## Objective
Select all lines in the records that include "band".

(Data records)
-------
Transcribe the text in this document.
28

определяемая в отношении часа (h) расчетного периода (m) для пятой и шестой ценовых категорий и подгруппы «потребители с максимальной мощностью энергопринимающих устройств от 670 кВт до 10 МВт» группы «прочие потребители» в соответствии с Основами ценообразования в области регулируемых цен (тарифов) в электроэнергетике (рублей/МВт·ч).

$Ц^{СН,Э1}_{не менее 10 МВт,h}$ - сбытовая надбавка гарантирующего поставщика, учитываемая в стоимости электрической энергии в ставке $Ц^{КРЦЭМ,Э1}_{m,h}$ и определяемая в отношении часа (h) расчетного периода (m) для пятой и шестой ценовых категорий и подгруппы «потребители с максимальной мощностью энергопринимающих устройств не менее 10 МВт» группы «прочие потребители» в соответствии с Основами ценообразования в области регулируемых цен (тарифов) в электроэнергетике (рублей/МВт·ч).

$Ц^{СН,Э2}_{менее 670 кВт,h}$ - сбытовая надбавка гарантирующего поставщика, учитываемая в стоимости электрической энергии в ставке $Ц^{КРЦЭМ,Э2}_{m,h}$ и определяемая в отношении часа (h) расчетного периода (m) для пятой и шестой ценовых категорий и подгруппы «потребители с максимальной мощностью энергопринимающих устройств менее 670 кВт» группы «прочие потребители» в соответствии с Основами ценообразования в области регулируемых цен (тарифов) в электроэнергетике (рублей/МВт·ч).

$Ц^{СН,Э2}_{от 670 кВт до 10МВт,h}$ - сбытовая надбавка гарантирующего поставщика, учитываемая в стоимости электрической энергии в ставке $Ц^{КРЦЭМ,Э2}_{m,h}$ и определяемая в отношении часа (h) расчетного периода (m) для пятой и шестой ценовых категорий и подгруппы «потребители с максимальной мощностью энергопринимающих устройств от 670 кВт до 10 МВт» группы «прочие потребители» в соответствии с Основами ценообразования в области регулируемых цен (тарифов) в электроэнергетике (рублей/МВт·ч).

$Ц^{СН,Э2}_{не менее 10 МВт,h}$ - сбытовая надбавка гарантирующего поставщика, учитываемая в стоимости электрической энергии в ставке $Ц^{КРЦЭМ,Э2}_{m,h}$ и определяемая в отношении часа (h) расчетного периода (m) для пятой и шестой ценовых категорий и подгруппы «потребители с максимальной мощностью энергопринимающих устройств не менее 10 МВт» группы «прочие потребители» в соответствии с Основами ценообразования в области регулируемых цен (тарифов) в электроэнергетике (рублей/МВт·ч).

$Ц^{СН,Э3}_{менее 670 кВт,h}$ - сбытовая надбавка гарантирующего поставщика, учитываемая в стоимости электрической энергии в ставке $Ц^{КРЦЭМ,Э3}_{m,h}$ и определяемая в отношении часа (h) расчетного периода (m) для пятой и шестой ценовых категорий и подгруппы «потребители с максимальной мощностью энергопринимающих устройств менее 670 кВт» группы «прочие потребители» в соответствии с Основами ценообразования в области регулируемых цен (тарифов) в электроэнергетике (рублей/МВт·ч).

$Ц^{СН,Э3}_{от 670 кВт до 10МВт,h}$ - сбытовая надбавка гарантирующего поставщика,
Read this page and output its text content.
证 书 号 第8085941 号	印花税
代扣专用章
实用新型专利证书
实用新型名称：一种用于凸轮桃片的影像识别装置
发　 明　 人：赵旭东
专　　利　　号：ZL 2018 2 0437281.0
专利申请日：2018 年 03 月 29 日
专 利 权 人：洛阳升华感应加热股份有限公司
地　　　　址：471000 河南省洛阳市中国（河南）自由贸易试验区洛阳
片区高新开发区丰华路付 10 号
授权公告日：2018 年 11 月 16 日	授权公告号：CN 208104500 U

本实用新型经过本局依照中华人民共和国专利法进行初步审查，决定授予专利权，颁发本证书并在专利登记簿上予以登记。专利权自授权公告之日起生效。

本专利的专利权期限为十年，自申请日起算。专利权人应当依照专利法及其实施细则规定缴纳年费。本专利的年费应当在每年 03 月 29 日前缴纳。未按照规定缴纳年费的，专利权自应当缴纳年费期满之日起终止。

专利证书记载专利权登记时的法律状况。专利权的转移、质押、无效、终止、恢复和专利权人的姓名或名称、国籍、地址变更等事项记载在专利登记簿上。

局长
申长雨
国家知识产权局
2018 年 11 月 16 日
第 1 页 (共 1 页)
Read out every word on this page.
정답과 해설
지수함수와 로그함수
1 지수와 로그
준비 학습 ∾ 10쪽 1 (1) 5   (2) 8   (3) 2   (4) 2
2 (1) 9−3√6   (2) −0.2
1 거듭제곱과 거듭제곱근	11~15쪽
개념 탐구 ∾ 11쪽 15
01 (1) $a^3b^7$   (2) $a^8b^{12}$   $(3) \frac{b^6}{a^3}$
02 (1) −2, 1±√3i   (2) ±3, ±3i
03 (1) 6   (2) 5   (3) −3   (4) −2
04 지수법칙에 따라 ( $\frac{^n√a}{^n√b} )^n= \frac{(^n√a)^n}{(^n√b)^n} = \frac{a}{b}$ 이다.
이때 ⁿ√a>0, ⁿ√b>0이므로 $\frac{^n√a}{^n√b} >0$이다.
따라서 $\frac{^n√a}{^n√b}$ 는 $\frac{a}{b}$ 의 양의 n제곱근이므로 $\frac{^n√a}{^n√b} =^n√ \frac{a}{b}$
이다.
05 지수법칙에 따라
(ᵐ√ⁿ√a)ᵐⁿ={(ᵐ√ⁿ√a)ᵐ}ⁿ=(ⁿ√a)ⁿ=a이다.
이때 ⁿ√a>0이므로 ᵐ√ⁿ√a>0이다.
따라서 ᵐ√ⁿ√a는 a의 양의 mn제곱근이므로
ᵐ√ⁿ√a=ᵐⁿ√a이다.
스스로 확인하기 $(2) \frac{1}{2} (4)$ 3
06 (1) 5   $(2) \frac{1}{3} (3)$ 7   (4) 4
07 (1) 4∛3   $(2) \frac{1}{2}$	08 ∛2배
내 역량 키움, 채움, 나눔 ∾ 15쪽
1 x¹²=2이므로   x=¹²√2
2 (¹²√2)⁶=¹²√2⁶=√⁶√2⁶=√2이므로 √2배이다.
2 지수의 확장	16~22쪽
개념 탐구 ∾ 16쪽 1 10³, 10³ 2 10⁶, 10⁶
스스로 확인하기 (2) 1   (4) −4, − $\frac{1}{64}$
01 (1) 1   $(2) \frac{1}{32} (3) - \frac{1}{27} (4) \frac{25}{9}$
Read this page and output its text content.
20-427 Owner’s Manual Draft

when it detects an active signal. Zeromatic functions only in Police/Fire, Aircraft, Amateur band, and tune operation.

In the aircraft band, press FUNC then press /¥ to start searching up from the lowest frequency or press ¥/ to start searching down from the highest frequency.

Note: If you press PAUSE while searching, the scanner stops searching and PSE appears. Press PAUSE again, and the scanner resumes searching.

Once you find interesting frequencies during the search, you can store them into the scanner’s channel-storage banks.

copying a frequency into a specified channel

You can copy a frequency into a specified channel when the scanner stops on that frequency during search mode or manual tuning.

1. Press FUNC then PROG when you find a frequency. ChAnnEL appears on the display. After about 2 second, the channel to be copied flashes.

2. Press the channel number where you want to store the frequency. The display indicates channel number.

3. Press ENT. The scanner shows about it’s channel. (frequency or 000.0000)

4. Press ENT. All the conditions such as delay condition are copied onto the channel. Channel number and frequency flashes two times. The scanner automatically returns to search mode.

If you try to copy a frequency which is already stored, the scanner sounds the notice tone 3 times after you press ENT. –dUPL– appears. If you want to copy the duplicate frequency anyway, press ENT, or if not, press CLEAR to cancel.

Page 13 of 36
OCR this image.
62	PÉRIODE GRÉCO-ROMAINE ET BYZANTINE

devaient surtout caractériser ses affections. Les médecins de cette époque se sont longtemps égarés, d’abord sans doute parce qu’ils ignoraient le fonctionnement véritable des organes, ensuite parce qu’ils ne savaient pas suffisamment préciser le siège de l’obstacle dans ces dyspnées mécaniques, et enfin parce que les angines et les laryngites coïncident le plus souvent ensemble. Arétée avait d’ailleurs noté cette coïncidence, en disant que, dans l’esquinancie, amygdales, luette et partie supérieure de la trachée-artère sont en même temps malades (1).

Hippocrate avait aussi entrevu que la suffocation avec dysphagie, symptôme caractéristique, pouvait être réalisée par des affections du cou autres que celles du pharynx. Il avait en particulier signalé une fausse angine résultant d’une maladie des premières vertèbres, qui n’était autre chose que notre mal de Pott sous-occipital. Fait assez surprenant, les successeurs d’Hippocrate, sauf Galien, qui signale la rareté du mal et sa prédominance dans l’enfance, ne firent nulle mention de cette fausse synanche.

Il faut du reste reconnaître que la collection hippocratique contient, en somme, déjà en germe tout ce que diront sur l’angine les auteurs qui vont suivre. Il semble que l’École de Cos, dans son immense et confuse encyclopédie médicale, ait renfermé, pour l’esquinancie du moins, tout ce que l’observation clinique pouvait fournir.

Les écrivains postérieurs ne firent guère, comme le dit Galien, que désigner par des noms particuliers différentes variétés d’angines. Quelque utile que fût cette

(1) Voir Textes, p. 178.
-------
## The response
when it detects an active signal. Zeromatic functions only in Police/Fire, Aircraft, Amateur band, and tune operation.
In the aircraft band, press FUNC then press /¥ to start searching up from the lowest frequency or press ¥/ to start searching down from the highest frequency.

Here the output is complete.